_RECORD SET_:
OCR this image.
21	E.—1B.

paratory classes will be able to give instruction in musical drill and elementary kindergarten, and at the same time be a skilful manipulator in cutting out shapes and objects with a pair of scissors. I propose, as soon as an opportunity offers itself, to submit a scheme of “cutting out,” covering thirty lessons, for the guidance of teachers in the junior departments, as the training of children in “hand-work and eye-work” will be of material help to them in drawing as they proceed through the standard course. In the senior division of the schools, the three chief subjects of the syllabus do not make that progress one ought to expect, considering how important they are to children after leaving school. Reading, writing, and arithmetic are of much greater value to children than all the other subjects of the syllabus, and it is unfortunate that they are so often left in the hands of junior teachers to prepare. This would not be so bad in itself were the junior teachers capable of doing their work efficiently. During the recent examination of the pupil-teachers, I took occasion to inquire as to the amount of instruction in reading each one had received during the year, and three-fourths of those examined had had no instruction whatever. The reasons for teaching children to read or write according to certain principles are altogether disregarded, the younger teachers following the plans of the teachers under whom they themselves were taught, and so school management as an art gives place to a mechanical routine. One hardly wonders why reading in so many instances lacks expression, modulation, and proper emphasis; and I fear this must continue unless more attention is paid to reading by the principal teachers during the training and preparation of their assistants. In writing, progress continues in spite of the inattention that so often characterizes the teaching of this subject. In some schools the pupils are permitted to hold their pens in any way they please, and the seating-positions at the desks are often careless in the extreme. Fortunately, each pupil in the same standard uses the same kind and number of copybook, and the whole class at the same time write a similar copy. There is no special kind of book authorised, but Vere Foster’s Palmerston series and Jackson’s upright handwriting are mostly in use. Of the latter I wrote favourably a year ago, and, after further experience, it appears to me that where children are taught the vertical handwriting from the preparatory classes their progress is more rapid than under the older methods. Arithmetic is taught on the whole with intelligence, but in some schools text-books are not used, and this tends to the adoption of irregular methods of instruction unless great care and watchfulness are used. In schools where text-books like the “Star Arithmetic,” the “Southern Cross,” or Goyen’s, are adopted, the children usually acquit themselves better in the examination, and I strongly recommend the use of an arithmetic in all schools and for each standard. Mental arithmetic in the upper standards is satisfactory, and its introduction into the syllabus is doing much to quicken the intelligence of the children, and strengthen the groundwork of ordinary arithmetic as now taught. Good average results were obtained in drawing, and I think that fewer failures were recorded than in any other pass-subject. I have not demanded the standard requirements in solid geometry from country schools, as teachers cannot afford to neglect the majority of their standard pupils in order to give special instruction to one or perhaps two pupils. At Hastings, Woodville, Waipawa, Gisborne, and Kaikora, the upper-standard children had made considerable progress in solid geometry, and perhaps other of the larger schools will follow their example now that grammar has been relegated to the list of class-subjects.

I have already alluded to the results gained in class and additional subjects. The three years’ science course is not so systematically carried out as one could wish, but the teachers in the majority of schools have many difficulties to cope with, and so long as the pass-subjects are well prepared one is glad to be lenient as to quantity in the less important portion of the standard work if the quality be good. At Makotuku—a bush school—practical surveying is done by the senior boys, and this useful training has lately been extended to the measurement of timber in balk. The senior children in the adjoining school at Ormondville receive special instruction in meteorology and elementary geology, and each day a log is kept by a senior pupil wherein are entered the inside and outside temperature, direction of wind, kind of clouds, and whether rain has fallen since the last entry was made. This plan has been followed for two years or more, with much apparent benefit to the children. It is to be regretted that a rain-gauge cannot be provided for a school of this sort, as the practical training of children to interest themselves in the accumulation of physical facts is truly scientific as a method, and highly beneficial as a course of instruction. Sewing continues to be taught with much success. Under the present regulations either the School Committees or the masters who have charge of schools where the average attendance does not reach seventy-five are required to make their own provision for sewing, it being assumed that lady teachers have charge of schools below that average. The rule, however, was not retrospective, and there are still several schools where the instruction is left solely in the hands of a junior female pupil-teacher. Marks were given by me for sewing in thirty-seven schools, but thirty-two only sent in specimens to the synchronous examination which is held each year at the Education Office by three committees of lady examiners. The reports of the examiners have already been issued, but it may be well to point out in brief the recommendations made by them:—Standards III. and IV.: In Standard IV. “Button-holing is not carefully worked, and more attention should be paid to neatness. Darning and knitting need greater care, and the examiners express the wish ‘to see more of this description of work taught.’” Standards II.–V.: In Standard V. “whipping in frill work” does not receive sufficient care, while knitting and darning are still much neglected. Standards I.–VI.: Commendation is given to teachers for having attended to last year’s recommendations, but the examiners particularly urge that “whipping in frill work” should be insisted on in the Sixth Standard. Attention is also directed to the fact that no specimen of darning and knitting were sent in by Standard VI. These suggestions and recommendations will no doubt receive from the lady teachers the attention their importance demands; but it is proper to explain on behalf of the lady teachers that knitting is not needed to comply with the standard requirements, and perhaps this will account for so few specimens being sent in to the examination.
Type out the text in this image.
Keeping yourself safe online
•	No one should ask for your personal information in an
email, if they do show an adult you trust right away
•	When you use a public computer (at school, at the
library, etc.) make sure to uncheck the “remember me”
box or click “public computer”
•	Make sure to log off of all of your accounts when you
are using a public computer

_EXERCISE INSTRUCTIONS_:
Output the lines from the line containing "Type out the text in this image." to the end, both included; add nothing.

_COMPLETE ANSWER_:
Type out the text in this image.
Keeping yourself safe online
•	No one should ask for your personal information in an
email, if they do show an adult you trust right away
•	When you use a public computer (at school, at the
library, etc.) make sure to uncheck the “remember me”
box or click “public computer”
•	Make sure to log off of all of your accounts when you
are using a public computer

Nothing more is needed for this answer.